■ TASK INSTRUCTIONS
Here are records with pictures in them. Copy all of them exactly and leave the pictures out.

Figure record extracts
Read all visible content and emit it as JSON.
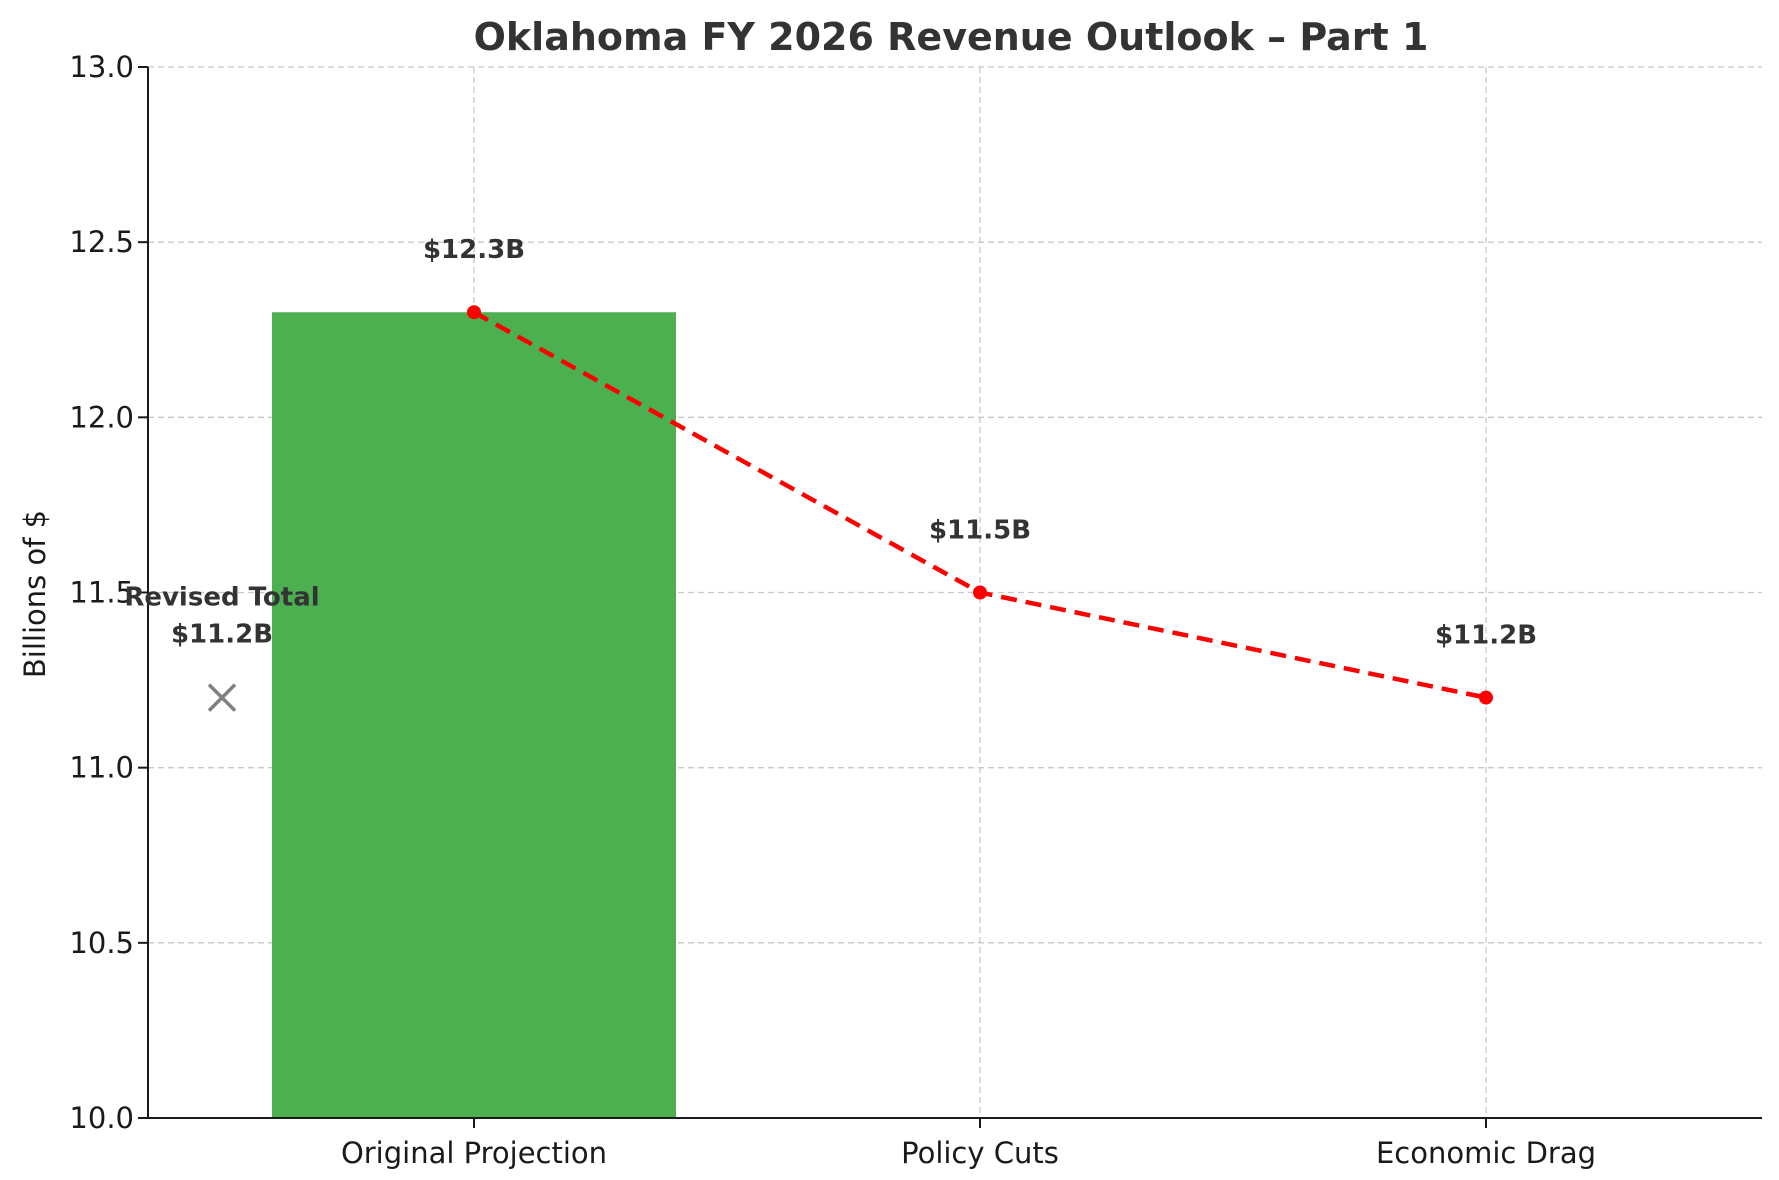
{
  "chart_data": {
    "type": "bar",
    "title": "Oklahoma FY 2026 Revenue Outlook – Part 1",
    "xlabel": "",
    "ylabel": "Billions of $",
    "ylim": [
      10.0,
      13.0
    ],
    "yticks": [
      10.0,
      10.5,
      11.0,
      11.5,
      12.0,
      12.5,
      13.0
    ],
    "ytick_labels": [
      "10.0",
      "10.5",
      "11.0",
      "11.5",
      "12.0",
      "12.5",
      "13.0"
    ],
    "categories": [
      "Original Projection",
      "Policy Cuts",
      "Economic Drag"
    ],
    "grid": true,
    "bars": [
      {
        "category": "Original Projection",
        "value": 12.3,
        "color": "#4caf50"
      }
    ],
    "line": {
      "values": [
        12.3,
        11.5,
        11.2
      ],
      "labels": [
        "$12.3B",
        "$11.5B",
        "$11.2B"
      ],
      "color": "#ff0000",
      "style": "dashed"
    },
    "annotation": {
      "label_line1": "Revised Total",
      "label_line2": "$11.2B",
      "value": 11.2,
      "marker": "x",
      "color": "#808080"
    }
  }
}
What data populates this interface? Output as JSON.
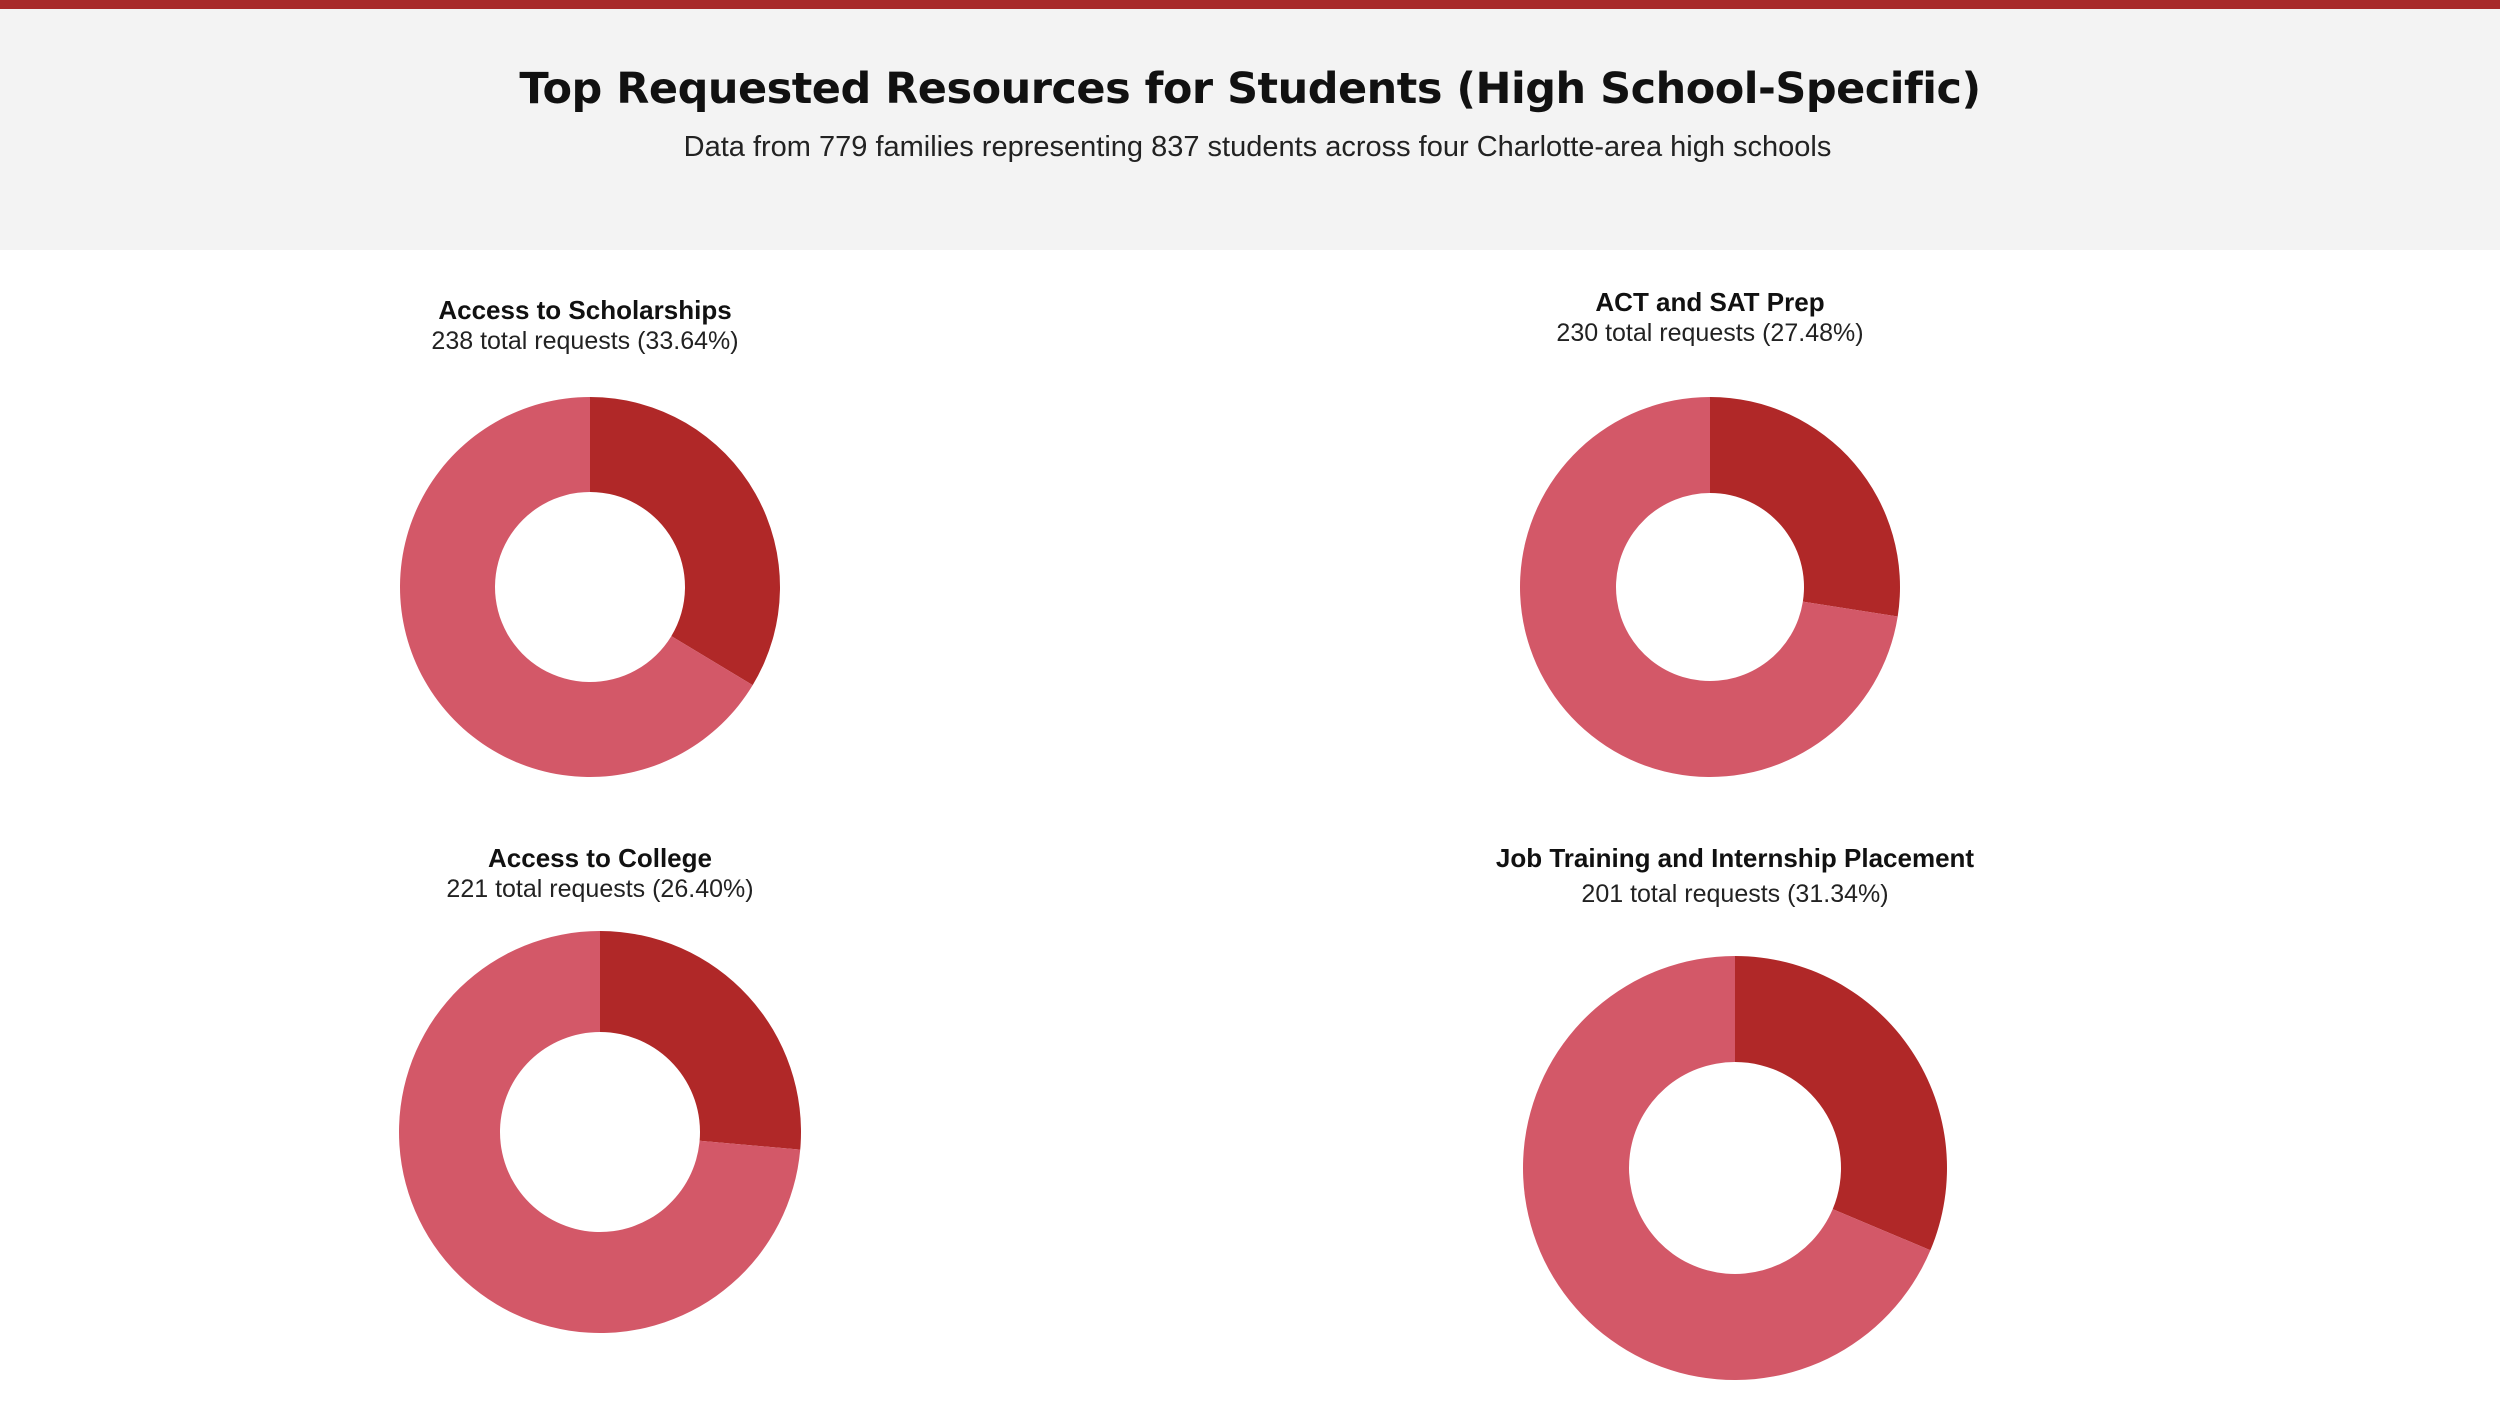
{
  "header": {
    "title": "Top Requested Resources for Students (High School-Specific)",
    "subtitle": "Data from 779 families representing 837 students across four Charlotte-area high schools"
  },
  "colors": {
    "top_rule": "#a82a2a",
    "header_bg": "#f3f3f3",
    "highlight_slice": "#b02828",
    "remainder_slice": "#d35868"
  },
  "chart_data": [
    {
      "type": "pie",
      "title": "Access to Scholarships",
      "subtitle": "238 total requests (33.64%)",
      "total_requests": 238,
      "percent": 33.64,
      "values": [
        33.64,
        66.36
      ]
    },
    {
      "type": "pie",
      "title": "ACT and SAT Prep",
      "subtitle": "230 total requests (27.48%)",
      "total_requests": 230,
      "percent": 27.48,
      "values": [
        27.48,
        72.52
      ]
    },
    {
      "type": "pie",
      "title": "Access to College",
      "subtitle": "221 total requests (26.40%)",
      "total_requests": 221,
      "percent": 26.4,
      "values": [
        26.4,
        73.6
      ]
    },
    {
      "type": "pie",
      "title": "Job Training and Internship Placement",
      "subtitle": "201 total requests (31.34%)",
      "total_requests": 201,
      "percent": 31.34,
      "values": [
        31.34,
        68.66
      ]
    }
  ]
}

■ RESULT OF THIS TASK
Read all visible content and emit it as JSON.
{
  "chart_data": {
    "type": "bar",
    "title": "Oklahoma FY 2026 Revenue Outlook – Part 1",
    "xlabel": "",
    "ylabel": "Billions of $",
    "ylim": [
      10.0,
      13.0
    ],
    "yticks": [
      10.0,
      10.5,
      11.0,
      11.5,
      12.0,
      12.5,
      13.0
    ],
    "ytick_labels": [
      "10.0",
      "10.5",
      "11.0",
      "11.5",
      "12.0",
      "12.5",
      "13.0"
    ],
    "categories": [
      "Original Projection",
      "Policy Cuts",
      "Economic Drag"
    ],
    "grid": true,
    "bars": [
      {
        "category": "Original Projection",
        "value": 12.3,
        "color": "#4caf50"
      }
    ],
    "line": {
      "values": [
        12.3,
        11.5,
        11.2
      ],
      "labels": [
        "$12.3B",
        "$11.5B",
        "$11.2B"
      ],
      "color": "#ff0000",
      "style": "dashed"
    },
    "annotation": {
      "label_line1": "Revised Total",
      "label_line2": "$11.2B",
      "value": 11.2,
      "marker": "x",
      "color": "#808080"
    }
  }
}
What data populates this interface? Output as JSON.
{
  "header": {
    "title": "Top Requested Resources for Students (High School-Specific)",
    "subtitle": "Data from 779 families representing 837 students across four Charlotte-area high schools"
  },
  "colors": {
    "top_rule": "#a82a2a",
    "header_bg": "#f3f3f3",
    "highlight_slice": "#b02828",
    "remainder_slice": "#d35868"
  },
  "chart_data": [
    {
      "type": "pie",
      "title": "Access to Scholarships",
      "subtitle": "238 total requests (33.64%)",
      "total_requests": 238,
      "percent": 33.64,
      "values": [
        33.64,
        66.36
      ]
    },
    {
      "type": "pie",
      "title": "ACT and SAT Prep",
      "subtitle": "230 total requests (27.48%)",
      "total_requests": 230,
      "percent": 27.48,
      "values": [
        27.48,
        72.52
      ]
    },
    {
      "type": "pie",
      "title": "Access to College",
      "subtitle": "221 total requests (26.40%)",
      "total_requests": 221,
      "percent": 26.4,
      "values": [
        26.4,
        73.6
      ]
    },
    {
      "type": "pie",
      "title": "Job Training and Internship Placement",
      "subtitle": "201 total requests (31.34%)",
      "total_requests": 201,
      "percent": 31.34,
      "values": [
        31.34,
        68.66
      ]
    }
  ]
}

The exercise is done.